Stated exercise: Write out the material exactly. Do not include the pictures.

**** Record extracts ****

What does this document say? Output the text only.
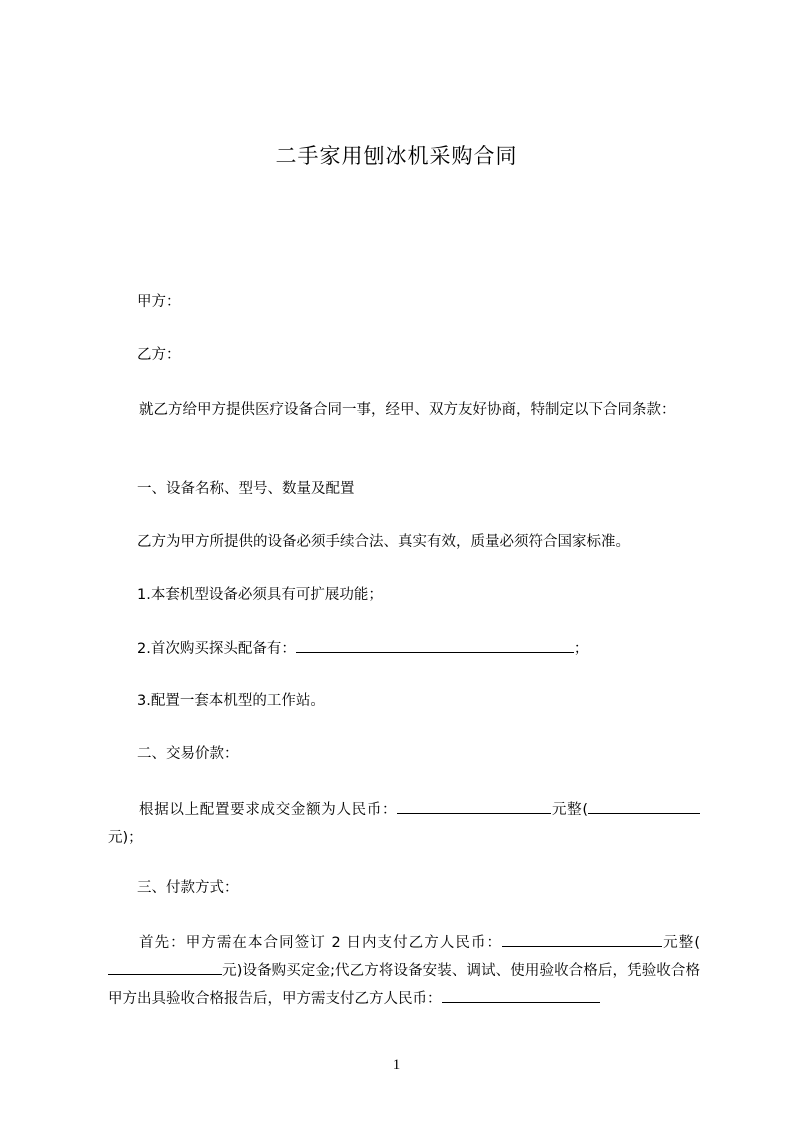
二手家用刨冰机采购合同
甲方：
乙方：
就乙方给甲方提供医疗设备合同一事，经甲、双方友好协商，特制定以下合同条款：
一、设备名称、型号、数量及配置
乙方为甲方所提供的设备必须手续合法、真实有效，质量必须符合国家标准。
1.本套机型设备必须具有可扩展功能；
2.首次购买探头配备有：	；
3.配置一套本机型的工作站。
二、交易价款：
根据以上配置要求成交金额为人民币：	元整(元)；
三、付款方式：
首先：甲方需在本合同签订 2 日内支付乙方人民币：	元整(元)设备购买定金;代乙方将设备安装、调试、使用验收合格后，凭验收合格甲方出具验收合格报告后，甲方需支付乙方人民币：
1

****

Full answer:
What does this document say? Output the text only.
二手家用刨冰机采购合同
甲方：
乙方：
就乙方给甲方提供医疗设备合同一事，经甲、双方友好协商，特制定以下合同条款：
一、设备名称、型号、数量及配置
乙方为甲方所提供的设备必须手续合法、真实有效，质量必须符合国家标准。
1.本套机型设备必须具有可扩展功能；
2.首次购买探头配备有：	；
3.配置一套本机型的工作站。
二、交易价款：
根据以上配置要求成交金额为人民币：	元整(元)；
三、付款方式：
首先：甲方需在本合同签订 2 日内支付乙方人民币：	元整(元)设备购买定金;代乙方将设备安装、调试、使用验收合格后，凭验收合格甲方出具验收合格报告后，甲方需支付乙方人民币：
1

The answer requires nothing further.